*Problem statement:* Check every line below for the string "subtitle", and copy the lines that contain it.

Data items
-=-=-

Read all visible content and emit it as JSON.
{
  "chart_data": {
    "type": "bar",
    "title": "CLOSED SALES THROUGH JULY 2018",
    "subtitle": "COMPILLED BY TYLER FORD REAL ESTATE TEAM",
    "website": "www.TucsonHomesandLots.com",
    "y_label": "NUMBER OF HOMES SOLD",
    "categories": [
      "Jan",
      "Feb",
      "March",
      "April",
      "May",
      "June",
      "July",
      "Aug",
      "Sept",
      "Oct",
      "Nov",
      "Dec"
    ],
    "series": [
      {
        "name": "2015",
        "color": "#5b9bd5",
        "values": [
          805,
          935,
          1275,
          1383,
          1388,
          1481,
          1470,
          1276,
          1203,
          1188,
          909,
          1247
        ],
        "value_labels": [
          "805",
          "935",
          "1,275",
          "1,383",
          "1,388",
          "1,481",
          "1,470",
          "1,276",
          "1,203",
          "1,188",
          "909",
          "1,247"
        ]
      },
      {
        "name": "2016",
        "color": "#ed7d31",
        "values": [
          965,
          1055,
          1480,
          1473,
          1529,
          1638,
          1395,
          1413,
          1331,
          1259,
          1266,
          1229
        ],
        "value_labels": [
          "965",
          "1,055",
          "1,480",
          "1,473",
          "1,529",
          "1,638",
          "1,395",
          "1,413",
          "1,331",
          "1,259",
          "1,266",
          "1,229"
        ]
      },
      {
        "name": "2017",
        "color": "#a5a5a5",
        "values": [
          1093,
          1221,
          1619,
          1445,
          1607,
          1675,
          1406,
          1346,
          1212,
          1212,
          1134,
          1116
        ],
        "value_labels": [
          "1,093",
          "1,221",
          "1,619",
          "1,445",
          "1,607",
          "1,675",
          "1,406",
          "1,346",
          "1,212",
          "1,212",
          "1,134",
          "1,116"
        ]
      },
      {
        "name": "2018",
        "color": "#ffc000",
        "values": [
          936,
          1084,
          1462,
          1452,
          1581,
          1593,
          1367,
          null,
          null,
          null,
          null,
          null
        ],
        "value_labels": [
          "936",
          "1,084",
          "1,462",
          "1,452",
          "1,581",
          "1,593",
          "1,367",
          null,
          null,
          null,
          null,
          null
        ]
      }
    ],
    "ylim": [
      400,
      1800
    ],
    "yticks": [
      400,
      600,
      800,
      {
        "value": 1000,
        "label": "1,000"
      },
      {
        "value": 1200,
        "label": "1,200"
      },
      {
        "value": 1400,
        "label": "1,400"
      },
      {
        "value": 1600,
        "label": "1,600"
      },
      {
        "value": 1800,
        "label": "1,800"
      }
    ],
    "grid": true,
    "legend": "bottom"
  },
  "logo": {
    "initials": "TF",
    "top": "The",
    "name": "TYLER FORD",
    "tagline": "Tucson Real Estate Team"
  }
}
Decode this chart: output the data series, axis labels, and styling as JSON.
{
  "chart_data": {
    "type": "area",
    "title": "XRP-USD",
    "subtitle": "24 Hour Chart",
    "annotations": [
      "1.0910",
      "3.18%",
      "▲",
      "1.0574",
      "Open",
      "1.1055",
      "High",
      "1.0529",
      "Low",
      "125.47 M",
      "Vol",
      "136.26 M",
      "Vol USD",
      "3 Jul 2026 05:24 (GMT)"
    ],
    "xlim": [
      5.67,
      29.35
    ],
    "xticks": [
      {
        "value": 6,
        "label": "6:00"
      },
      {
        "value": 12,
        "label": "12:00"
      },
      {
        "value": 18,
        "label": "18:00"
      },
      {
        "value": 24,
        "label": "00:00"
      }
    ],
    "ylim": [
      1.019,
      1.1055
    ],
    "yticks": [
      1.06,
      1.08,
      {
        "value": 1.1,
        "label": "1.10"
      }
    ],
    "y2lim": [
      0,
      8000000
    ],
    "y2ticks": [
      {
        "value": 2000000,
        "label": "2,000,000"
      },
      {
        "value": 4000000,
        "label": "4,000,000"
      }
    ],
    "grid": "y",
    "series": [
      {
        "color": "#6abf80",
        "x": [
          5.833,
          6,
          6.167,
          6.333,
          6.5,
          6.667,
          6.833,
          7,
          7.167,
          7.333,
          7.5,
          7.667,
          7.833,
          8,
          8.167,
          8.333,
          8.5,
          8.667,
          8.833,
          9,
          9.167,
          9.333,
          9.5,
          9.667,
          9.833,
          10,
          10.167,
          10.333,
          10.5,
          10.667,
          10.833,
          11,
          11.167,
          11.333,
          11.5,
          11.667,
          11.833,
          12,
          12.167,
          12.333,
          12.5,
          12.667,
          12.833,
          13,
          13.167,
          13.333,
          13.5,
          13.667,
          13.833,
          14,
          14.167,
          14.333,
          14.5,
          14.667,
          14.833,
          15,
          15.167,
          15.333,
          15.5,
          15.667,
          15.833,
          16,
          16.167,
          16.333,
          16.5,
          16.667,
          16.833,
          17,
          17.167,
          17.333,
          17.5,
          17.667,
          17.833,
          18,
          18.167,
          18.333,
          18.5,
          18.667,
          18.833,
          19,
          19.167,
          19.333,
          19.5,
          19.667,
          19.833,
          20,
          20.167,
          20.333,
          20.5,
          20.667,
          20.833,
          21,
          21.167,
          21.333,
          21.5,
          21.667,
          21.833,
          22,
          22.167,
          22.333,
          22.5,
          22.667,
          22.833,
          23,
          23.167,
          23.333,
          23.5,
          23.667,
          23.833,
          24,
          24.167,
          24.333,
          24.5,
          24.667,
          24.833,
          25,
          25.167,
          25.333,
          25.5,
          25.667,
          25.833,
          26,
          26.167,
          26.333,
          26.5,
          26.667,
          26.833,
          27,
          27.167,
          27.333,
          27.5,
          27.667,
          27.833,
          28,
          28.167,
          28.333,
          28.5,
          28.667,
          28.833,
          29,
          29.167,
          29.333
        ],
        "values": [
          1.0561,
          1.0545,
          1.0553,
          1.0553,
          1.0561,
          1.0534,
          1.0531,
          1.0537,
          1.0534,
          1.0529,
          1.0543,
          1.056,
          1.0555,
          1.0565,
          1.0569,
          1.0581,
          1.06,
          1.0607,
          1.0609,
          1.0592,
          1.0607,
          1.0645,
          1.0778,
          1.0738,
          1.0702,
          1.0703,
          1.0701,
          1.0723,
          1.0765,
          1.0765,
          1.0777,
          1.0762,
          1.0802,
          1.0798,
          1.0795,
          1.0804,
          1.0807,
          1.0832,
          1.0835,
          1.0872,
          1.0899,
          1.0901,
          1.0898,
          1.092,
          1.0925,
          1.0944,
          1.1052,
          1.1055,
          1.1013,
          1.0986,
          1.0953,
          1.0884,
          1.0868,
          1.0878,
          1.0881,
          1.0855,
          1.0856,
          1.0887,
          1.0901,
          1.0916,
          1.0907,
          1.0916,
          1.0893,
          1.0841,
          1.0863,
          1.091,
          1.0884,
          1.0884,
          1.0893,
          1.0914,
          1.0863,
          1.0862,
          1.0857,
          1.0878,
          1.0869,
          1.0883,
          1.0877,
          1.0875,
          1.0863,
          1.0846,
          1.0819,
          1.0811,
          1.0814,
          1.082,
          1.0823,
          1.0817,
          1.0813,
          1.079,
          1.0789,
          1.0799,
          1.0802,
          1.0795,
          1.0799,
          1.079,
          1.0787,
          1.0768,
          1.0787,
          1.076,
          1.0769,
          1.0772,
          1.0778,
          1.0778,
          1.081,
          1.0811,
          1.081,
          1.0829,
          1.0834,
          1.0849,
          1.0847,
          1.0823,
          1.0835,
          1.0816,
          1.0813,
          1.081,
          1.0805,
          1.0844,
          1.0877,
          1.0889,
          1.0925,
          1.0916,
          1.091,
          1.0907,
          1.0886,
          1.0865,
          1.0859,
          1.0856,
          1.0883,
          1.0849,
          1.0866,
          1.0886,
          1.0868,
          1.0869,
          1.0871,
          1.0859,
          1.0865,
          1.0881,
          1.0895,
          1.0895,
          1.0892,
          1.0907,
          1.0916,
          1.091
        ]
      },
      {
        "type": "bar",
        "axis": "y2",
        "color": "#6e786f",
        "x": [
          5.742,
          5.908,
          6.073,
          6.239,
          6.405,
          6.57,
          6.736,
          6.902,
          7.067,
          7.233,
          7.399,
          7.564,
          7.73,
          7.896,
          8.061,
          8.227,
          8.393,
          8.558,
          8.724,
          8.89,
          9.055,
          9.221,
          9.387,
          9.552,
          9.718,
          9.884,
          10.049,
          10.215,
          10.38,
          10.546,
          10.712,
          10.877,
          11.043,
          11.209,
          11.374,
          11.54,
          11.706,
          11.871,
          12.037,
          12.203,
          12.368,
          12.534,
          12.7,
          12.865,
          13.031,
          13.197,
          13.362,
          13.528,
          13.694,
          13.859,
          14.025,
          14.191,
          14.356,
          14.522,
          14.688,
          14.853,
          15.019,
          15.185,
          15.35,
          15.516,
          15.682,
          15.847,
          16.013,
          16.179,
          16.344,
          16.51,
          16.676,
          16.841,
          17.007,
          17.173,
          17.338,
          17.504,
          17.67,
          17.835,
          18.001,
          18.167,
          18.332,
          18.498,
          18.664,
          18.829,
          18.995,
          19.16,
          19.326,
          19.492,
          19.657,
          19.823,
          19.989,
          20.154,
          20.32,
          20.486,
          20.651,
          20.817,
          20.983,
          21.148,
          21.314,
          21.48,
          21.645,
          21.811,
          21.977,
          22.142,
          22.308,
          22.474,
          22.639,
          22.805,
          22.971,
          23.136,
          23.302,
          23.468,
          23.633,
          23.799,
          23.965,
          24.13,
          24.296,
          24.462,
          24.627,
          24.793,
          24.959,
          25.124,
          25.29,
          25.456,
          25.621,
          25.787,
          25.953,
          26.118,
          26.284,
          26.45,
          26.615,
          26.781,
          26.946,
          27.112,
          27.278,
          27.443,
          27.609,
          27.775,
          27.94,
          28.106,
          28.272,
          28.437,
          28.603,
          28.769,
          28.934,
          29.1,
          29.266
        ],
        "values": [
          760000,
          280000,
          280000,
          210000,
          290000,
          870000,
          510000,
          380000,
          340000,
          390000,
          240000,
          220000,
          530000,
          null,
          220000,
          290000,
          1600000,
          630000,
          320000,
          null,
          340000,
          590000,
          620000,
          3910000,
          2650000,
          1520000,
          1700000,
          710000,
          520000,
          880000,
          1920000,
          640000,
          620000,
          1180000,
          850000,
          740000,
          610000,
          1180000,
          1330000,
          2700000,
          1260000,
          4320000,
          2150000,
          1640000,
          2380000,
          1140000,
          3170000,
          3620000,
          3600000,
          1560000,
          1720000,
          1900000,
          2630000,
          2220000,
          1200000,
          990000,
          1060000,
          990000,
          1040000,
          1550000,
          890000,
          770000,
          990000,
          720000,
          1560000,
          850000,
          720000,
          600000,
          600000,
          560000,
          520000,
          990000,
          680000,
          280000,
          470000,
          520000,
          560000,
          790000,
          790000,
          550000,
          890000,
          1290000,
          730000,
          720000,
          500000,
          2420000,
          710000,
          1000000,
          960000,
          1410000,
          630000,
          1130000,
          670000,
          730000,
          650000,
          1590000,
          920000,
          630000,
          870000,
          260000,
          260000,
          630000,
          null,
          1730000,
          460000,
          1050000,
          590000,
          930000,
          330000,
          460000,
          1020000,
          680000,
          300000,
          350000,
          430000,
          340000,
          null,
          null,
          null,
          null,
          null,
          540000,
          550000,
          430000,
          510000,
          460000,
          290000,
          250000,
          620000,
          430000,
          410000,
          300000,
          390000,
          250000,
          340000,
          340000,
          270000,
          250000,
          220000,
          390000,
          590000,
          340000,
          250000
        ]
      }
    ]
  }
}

-=-=-

*Response for this exercise:*
    "subtitle": "COMPILLED BY TYLER FORD REAL ESTATE TEAM",
    "subtitle": "24 Hour Chart",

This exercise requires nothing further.